How AMD Drives Higher Hardware Efficiency in AI Algorithm Development?

AMD_AI · ‎06-07-2024

Paper Share: A Unified Progressive Depth Pruner for CNN and Vision Transformer for AAAI 2024

Blog authors: Ji Liu, Dehua Tang

AMD, as one of the world's largest semiconductor suppliers, has been recognized by users around the world for its leadership chip architecture design and development tools for artificial intelligence. With the rapid evolution of AI, designing high-performance algorithms that better suit AMD hardware is becoming one of our missions.

The top conference AAAI 2024 has successfully accepted a recent paper from the AMD algorithm development team entitled, “A Unified Progressive Depth Pruner for CNN and Vision Transformer,” (https://arxiv.org/pdf/2401.06426.pdf). In this blog, we will share about keys of an efficient depth pruning method for both CNN and vision transformer, and how this method helps outstanding compression performance across various AI models.

Motivation

Deep neural networks (DNNs) have made significant strides across various tasks, culminating in remarkable successes within industrial applications. Among these applications, the pursuit of model optimization stands out as a prevalent need, offering the potential to elevate model inference speed while minimizing accuracy trade-offs. This pursuit encompasses a range of techniques, notably model pruning, quantization, and efficient model design. Model pruning has emerged as a prevalent strategy for optimizing models in industrial applications. Serving as a primary acceleration approach, model pruning focuses on the deliberate removal of redundant weights while maintaining accuracy. The conventional channel-wise pruning method faces challenges with depth-wise convolutional layers due to sparse computation and fewer parameters. Moreover, now model platforms favor a higher degree of parallel computing like GPUs, and channel-wise pruning methods would make efficient models thinner and sparser, which leads to low hardware utilization and thus inferior achievable hardware efficiency. To address these issues, DepthShrinker and Layer-Folding are proposed to optimize MobileNetV2 by reducing model depth through reparameterization techniques. However, these methods exhibit certain limitations, including: (1) The mechanism of finetuning subnet with removing activation layers directly could potentially compromise the integrity of baseline model weights, hindering the attainment of high performance; (2) These methods come with usage constraints; they are unable to prune models with some normalization layers like LayerNorm; and (3) These methods cannot be applied to vision transformer models for optimization due to the existence of LayerNorm layer.

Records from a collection
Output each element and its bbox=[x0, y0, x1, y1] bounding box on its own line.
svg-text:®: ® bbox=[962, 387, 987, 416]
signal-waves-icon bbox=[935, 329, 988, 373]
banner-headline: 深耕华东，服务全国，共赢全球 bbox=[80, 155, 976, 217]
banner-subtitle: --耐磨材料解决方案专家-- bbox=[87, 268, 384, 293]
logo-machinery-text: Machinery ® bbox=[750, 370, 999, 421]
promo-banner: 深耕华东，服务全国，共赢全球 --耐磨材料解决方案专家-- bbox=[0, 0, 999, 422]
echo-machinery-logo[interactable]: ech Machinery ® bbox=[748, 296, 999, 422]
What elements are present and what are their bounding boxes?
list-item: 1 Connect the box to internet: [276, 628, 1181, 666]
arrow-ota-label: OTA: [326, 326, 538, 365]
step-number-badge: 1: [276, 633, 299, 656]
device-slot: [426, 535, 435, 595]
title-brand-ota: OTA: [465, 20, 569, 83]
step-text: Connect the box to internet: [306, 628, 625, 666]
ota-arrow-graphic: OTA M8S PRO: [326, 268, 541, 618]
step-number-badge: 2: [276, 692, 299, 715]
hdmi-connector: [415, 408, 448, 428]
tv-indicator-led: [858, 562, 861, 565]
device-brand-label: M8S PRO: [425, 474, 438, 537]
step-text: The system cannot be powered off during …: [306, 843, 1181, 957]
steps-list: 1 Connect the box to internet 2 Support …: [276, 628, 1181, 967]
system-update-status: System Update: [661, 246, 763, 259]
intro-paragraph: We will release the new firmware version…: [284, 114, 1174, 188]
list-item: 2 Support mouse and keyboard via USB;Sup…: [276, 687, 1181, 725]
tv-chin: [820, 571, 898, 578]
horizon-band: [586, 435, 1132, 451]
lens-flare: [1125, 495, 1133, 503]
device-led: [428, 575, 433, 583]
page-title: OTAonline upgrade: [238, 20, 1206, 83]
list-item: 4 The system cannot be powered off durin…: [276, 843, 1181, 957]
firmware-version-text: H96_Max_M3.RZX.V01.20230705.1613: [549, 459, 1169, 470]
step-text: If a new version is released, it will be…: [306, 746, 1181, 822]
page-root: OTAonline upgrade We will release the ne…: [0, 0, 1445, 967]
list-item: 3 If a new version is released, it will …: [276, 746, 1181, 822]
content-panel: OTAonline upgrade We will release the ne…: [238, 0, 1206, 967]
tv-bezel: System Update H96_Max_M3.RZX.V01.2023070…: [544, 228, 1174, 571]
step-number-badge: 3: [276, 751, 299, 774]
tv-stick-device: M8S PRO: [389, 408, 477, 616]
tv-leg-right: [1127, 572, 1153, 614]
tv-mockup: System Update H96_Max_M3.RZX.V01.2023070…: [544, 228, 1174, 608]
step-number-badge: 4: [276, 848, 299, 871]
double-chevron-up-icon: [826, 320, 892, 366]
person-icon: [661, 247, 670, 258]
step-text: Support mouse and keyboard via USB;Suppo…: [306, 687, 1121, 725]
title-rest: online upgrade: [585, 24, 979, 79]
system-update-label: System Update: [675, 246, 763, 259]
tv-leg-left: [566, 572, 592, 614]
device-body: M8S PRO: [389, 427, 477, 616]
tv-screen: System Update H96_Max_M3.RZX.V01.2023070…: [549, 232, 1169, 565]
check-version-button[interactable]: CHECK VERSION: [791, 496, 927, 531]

Parts of the exercise:
A. In the passage on depth pruning, which two methods were proposed to optimize MobileNetV2 by reducing model depth through reparameterization?
B. Carry on the passage about depth pruning for CNNs and vision transformers, starting right after its final sentence.

Answers in order:
A. DepthShrinker and Layer-Folding.

B.
To alleviate these problems, we propose a progressive training strategy and novel block pruning method for our depth pruning approach that can prune both CNN and vision transformer models. The progressive training strategy can smoothly transfer the baseline model structure to the subnet structure with high utilization of baseline model weights, which leads to higher accuracy. Our proposed block pruning method can handle the existing normalization layer issue, which can handle all activation and normalization layers in theory. Thus, the AMD method can prune vision transformer models, which is not suitable for existing depth pruning methods.

Key Technologies

The AMD depth pruning approach aims to reduce model depth by proposed novel block pruning strategy with reparameterization technique rather than directly omitting the block. As shown in Figure 2, AMD block pruning strategy converts a complex and slow block into a simple and fast block in block merging. For a block, we replace the activation layer with identity layer and replace the LayerNorm (LN) or Group-Norm (GN) layer with a BatchNorm (BN) layer and insert an activation layer with a BatchNorm layer at the end of block to create conditions for reparameterization. Then, the reparameterization technique can merge the BatchNorm layers, adjacent Convolutional or Full-connection layers and skip connections, as shown in Figure 2.

Figure 2: Framework overview of AMD proposed depth pruner. Each pruned baseline block will gradually evolve into a smaller merged block to speed up and save memory. Four baselines are experimented, including three CNN-based networks (ResNet34, MobileNetV2 and ConvNeXtV1) and one vision transformer network (DeiT-Tiny).

The approach primarily consists of four main steps, which are Supernet training, Subnet searching, Subnet training, and Subnet merging. First, we construct a Supernet, based on the baseline model, where we make block modification as shown in Figure 2. After Supernet training, a search algorithm is used to search an optimal subnet. Then, we adopt a proposed progressive training strategy to optimize the optimal Subnet with less accuracy loss. In the end, the Subnet would be merged into a shallower model with the reparameterization technique.

Benefits

The main contributions can be summarized as follows: (1) We proposed a unified and efficient depth pruning method for optimizing both CNN and vision transformer models; (2) We proposed a progressive training strategy for subnet optimization, coupled with a novel block pruning strategy using reparameterization technique; and (3) Conducting comprehensive experiments on both CNN and vision transformer models to showcase the superb pruning performance of our depth pruning method. As shown in Table 3^[1], where P6 indicates pruning 6 blocks of the model, we obtained three pruned ConvNeXtV1 models with the AMD method applying on ConvNeXtV1, which surpasses popular models with comparable inference performance. Further, as shown in Table 4^[2], our method outperforms other state-of-the-art methods in both accuracy and speedup ratio. Our proposed depth pruner achieves up to 1.26X speedup on AMD Instinct^TM MI100 GPU accelerator, with only a 1.9% top-1 accuracy drops.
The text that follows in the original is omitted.